→ **What the exercise asks**:
Write out each line exactly as given. Leave the pictures out of your copy.

****************

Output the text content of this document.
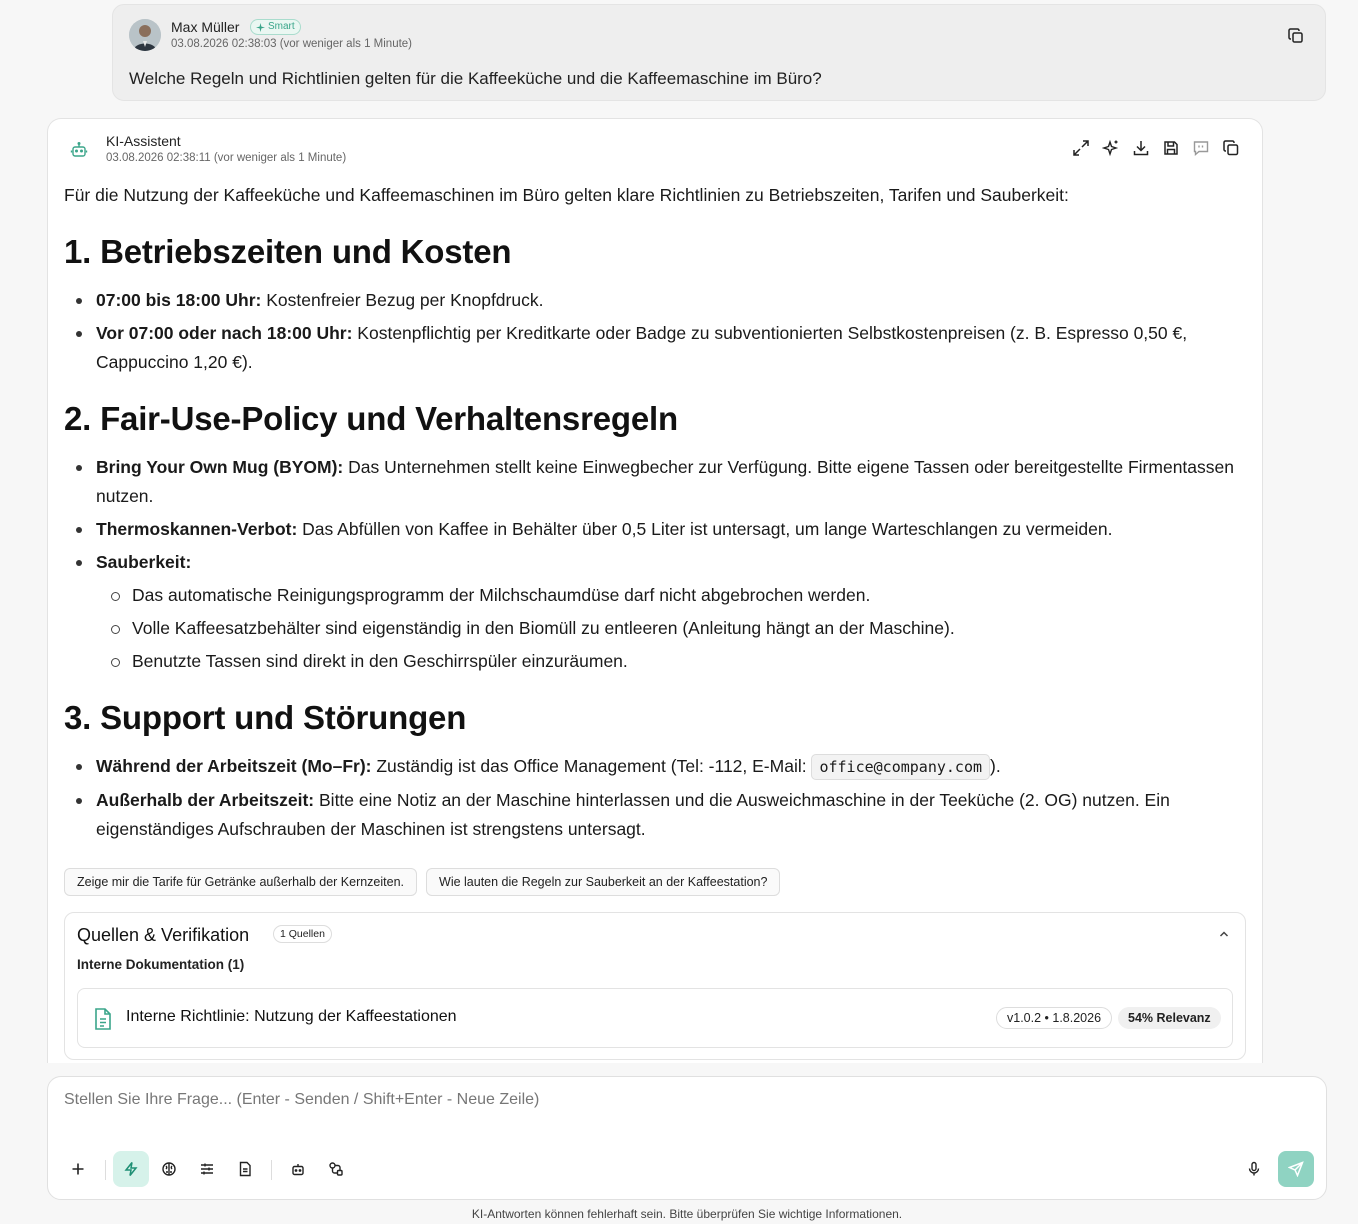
Max Müller	Smart
03.08.2026 02:38:03 (vor weniger als 1 Minute)
Welche Regeln und Richtlinien gelten für die Kaffeeküche und die Kaffeemaschine im Büro?
KI-Assistent
03.08.2026 02:38:11 (vor weniger als 1 Minute)

Für die Nutzung der Kaffeeküche und Kaffeemaschinen im Büro gelten klare Richtlinien zu Betriebszeiten, Tarifen und Sauberkeit:

1. Betriebszeiten und Kosten
07:00 bis 18:00 Uhr: Kostenfreier Bezug per Knopfdruck.
Vor 07:00 oder nach 18:00 Uhr: Kostenpflichtig per Kreditkarte oder Badge zu subventionierten Selbstkostenpreisen (z. B. Espresso 0,50 €, Cappuccino 1,20 €).
2. Fair-Use-Policy und Verhaltensregeln
Bring Your Own Mug (BYOM): Das Unternehmen stellt keine Einwegbecher zur Verfügung. Bitte eigene Tassen oder bereitgestellte Firmentassen nutzen.
Thermoskannen-Verbot: Das Abfüllen von Kaffee in Behälter über 0,5 Liter ist untersagt, um lange Warteschlangen zu vermeiden.
Sauberkeit:
Das automatische Reinigungsprogramm der Milchschaumdüse darf nicht abgebrochen werden.
Volle Kaffeesatzbehälter sind eigenständig in den Biomüll zu entleeren (Anleitung hängt an der Maschine).
Benutzte Tassen sind direkt in den Geschirrspüler einzuräumen.
3. Support und Störungen
Während der Arbeitszeit (Mo–Fr): Zuständig ist das Office Management (Tel: -112, E-Mail: office@company.com ).
Außerhalb der Arbeitszeit: Bitte eine Notiz an der Maschine hinterlassen und die Ausweichmaschine in der Teeküche (2. OG) nutzen. Ein eigenständiges Aufschrauben der Maschinen ist strengstens untersagt.
Zeige mir die Tarife für Getränke außerhalb der Kernzeiten.	Wie lauten die Regeln zur Sauberkeit an der Kaffeestation?
Quellen & Verifikation	1 Quellen
Interne Dokumentation (1)
Interne Richtlinie: Nutzung der Kaffeestationen	v1.0.2 • 1.8.2026	54% Relevanz
Stellen Sie Ihre Frage... (Enter - Senden / Shift+Enter - Neue Zeile)
KI-Antworten können fehlerhaft sein. Bitte überprüfen Sie wichtige Informationen.
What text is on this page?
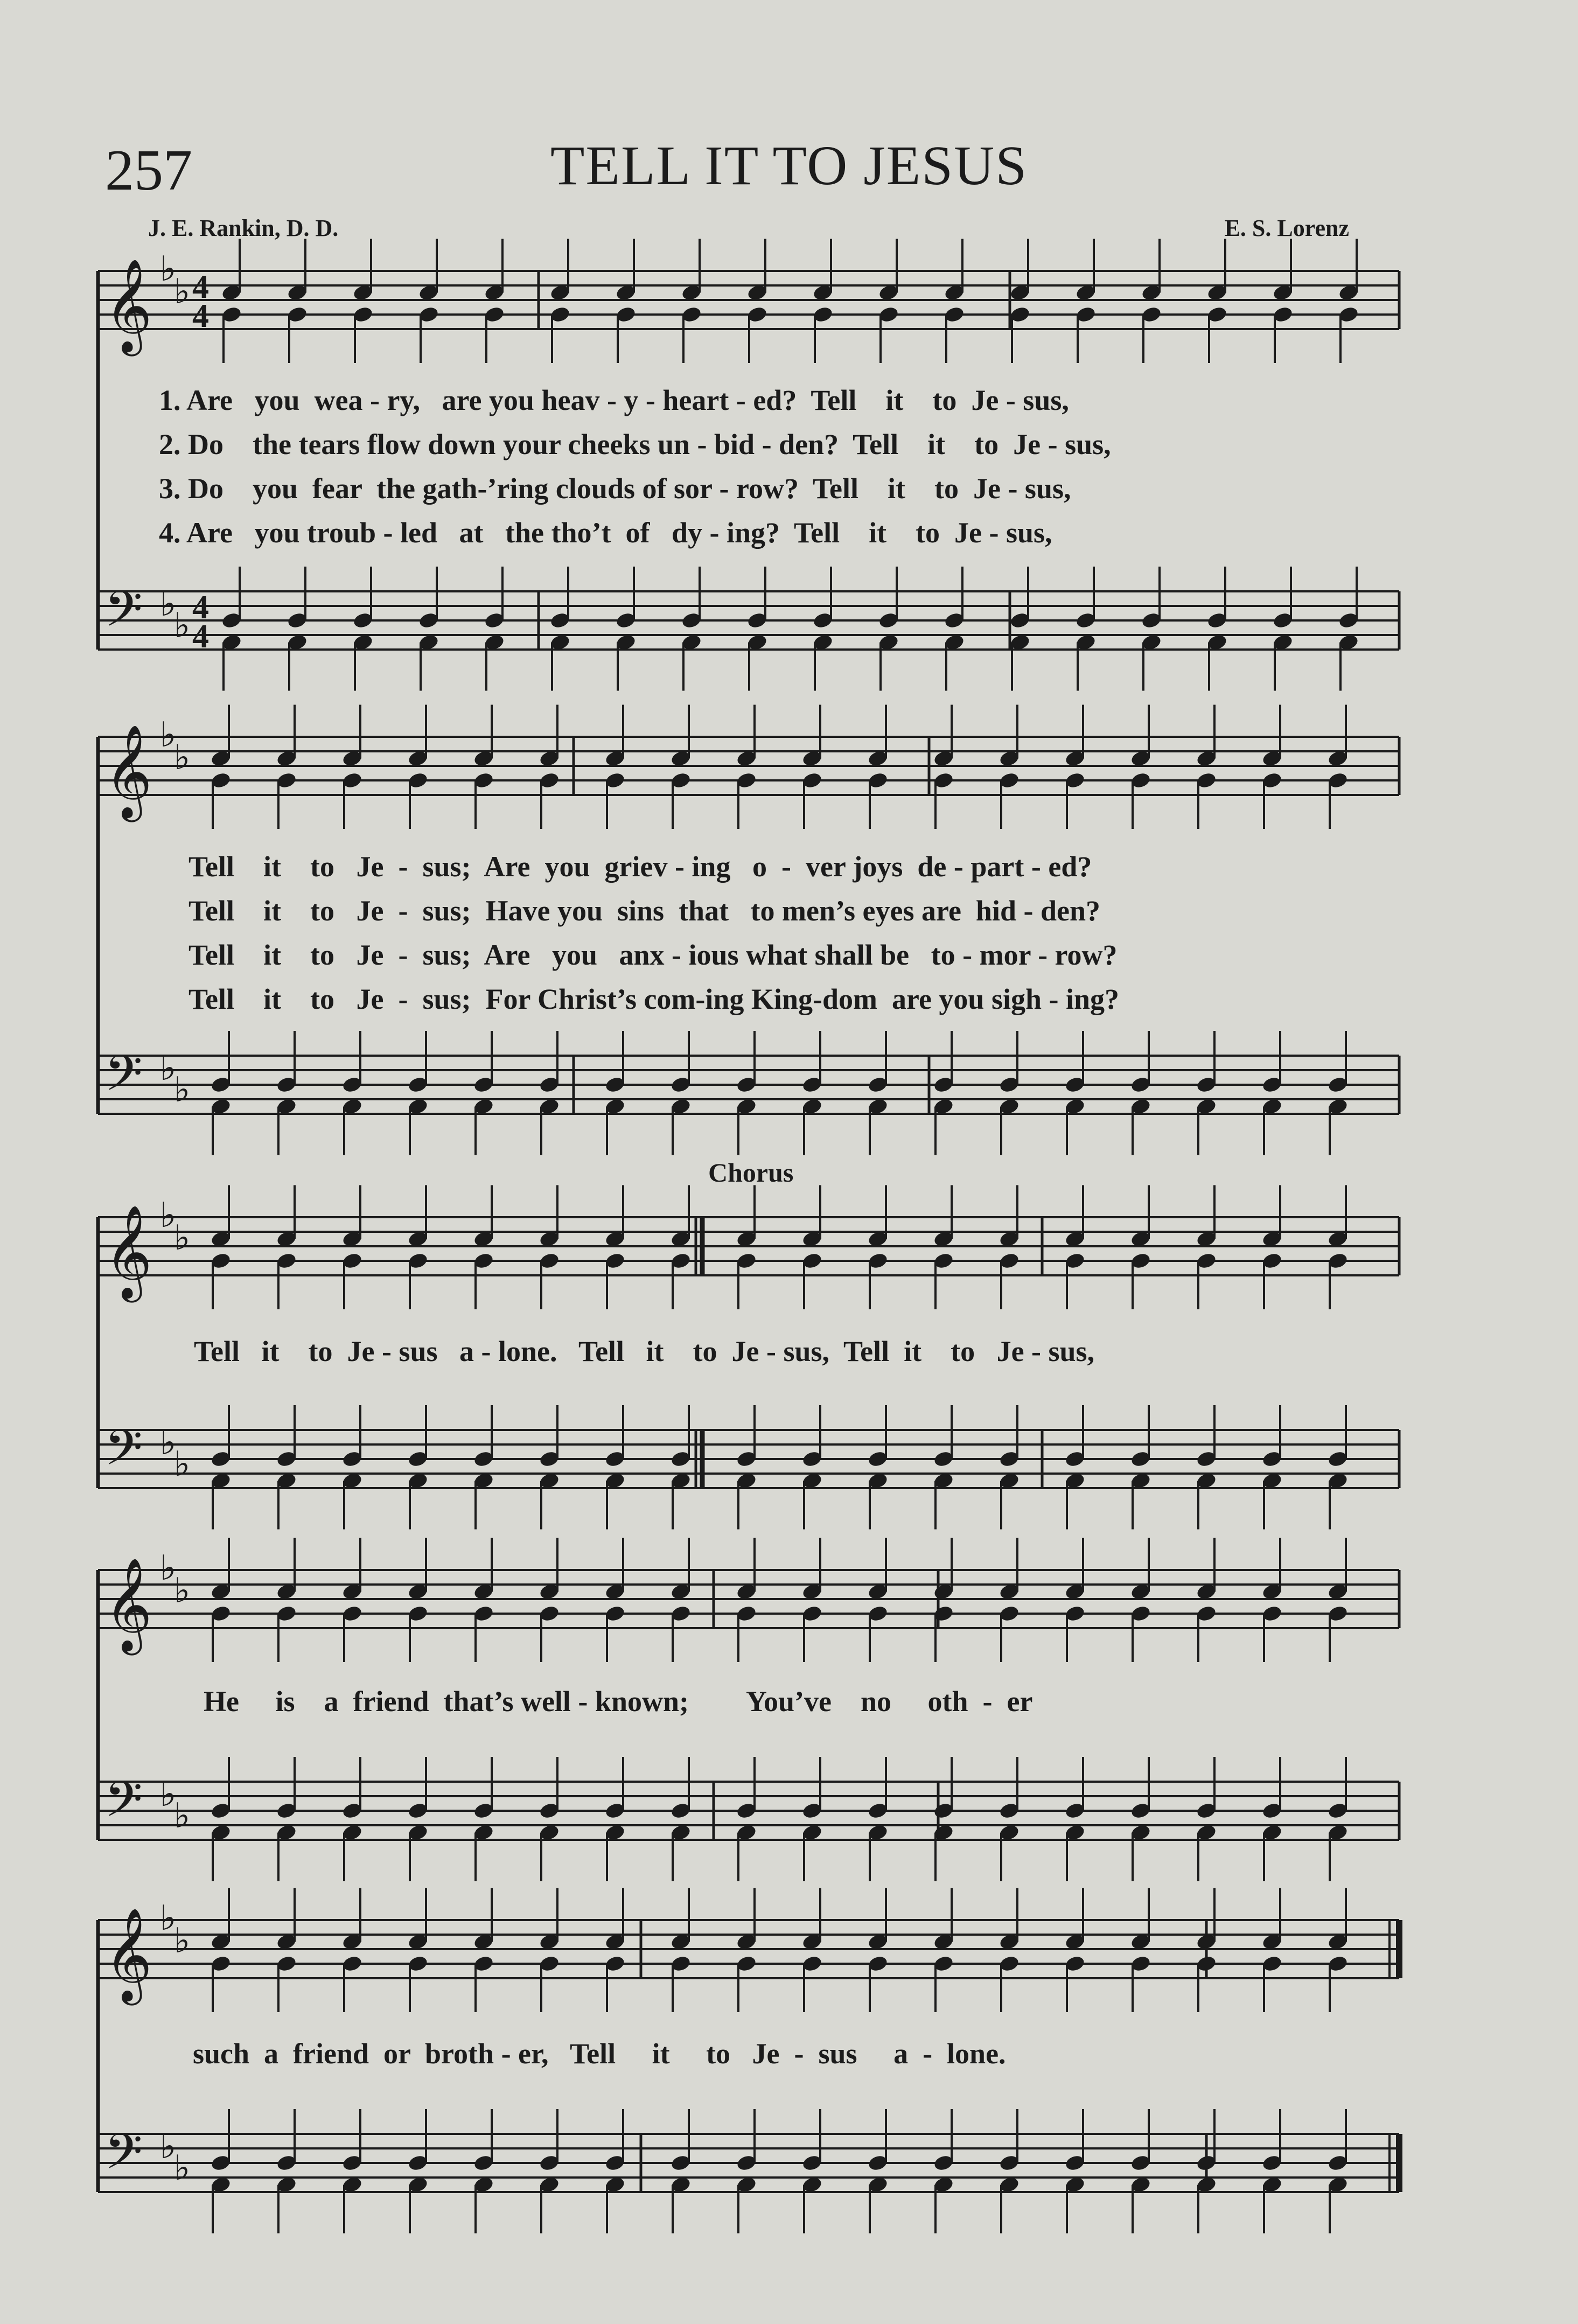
257	TELL IT TO JESUS
J. E. Rankin, D. D.	E. S. Lorenz
𝄞 ♭
♭ 4
4
𝄢 ♭
♭ 4
4
𝄞 ♭
♭
𝄢 ♭
♭
𝄞 ♭
♭
𝄢 ♭
♭
𝄞 ♭
♭
𝄢 ♭
♭
𝄞 ♭
♭
𝄢 ♭
♭
1. Are   you  wea - ry,   are you heav - y - heart - ed?  Tell    it    to  Je - sus,
2. Do    the tears flow down your cheeks un - bid - den?  Tell    it    to  Je - sus,
3. Do    you  fear  the gath-’ring clouds of sor - row?  Tell    it    to  Je - sus,
4. Are   you troub - led   at   the tho’t  of   dy - ing?  Tell    it    to  Je - sus,
Tell    it    to   Je  -  sus;  Are  you  griev - ing   o  -  ver joys  de - part - ed?
Tell    it    to   Je  -  sus;  Have you  sins  that   to men’s eyes are  hid - den?
Tell    it    to   Je  -  sus;  Are   you   anx - ious what shall be   to - mor - row?
Tell    it    to   Je  -  sus;  For Christ’s com-ing King-dom  are you sigh - ing?
Chorus
Tell   it    to  Je - sus   a - lone.   Tell   it    to  Je - sus,  Tell  it    to   Je - sus,
He     is    a  friend  that’s well - known;        You’ve    no     oth  -  er
such  a  friend  or  broth - er,   Tell     it     to   Je  -  sus     a  -  lone.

****************

→ **Task result**:
Output the text content of this document.
Max Müller	Smart
03.08.2026 02:38:03 (vor weniger als 1 Minute)
Welche Regeln und Richtlinien gelten für die Kaffeeküche und die Kaffeemaschine im Büro?
KI-Assistent
03.08.2026 02:38:11 (vor weniger als 1 Minute)

Für die Nutzung der Kaffeeküche und Kaffeemaschinen im Büro gelten klare Richtlinien zu Betriebszeiten, Tarifen und Sauberkeit:

1. Betriebszeiten und Kosten
07:00 bis 18:00 Uhr: Kostenfreier Bezug per Knopfdruck.
Vor 07:00 oder nach 18:00 Uhr: Kostenpflichtig per Kreditkarte oder Badge zu subventionierten Selbstkostenpreisen (z. B. Espresso 0,50 €, Cappuccino 1,20 €).
2. Fair-Use-Policy und Verhaltensregeln
Bring Your Own Mug (BYOM): Das Unternehmen stellt keine Einwegbecher zur Verfügung. Bitte eigene Tassen oder bereitgestellte Firmentassen nutzen.
Thermoskannen-Verbot: Das Abfüllen von Kaffee in Behälter über 0,5 Liter ist untersagt, um lange Warteschlangen zu vermeiden.
Sauberkeit:
Das automatische Reinigungsprogramm der Milchschaumdüse darf nicht abgebrochen werden.
Volle Kaffeesatzbehälter sind eigenständig in den Biomüll zu entleeren (Anleitung hängt an der Maschine).
Benutzte Tassen sind direkt in den Geschirrspüler einzuräumen.
3. Support und Störungen
Während der Arbeitszeit (Mo–Fr): Zuständig ist das Office Management (Tel: -112, E-Mail: office@company.com ).
Außerhalb der Arbeitszeit: Bitte eine Notiz an der Maschine hinterlassen und die Ausweichmaschine in der Teeküche (2. OG) nutzen. Ein eigenständiges Aufschrauben der Maschinen ist strengstens untersagt.
Zeige mir die Tarife für Getränke außerhalb der Kernzeiten.	Wie lauten die Regeln zur Sauberkeit an der Kaffeestation?
Quellen & Verifikation	1 Quellen
Interne Dokumentation (1)
Interne Richtlinie: Nutzung der Kaffeestationen	v1.0.2 • 1.8.2026	54% Relevanz
Stellen Sie Ihre Frage... (Enter - Senden / Shift+Enter - Neue Zeile)
KI-Antworten können fehlerhaft sein. Bitte überprüfen Sie wichtige Informationen.
What text is on this page?
257	TELL IT TO JESUS
J. E. Rankin, D. D.	E. S. Lorenz
𝄞 ♭
♭ 4
4
𝄢 ♭
♭ 4
4
𝄞 ♭
♭
𝄢 ♭
♭
𝄞 ♭
♭
𝄢 ♭
♭
𝄞 ♭
♭
𝄢 ♭
♭
𝄞 ♭
♭
𝄢 ♭
♭
1. Are   you  wea - ry,   are you heav - y - heart - ed?  Tell    it    to  Je - sus,
2. Do    the tears flow down your cheeks un - bid - den?  Tell    it    to  Je - sus,
3. Do    you  fear  the gath-’ring clouds of sor - row?  Tell    it    to  Je - sus,
4. Are   you troub - led   at   the tho’t  of   dy - ing?  Tell    it    to  Je - sus,
Tell    it    to   Je  -  sus;  Are  you  griev - ing   o  -  ver joys  de - part - ed?
Tell    it    to   Je  -  sus;  Have you  sins  that   to men’s eyes are  hid - den?
Tell    it    to   Je  -  sus;  Are   you   anx - ious what shall be   to - mor - row?
Tell    it    to   Je  -  sus;  For Christ’s com-ing King-dom  are you sigh - ing?
Chorus
Tell   it    to  Je - sus   a - lone.   Tell   it    to  Je - sus,  Tell  it    to   Je - sus,
He     is    a  friend  that’s well - known;        You’ve    no     oth  -  er
such  a  friend  or  broth - er,   Tell     it     to   Je  -  sus     a  -  lone.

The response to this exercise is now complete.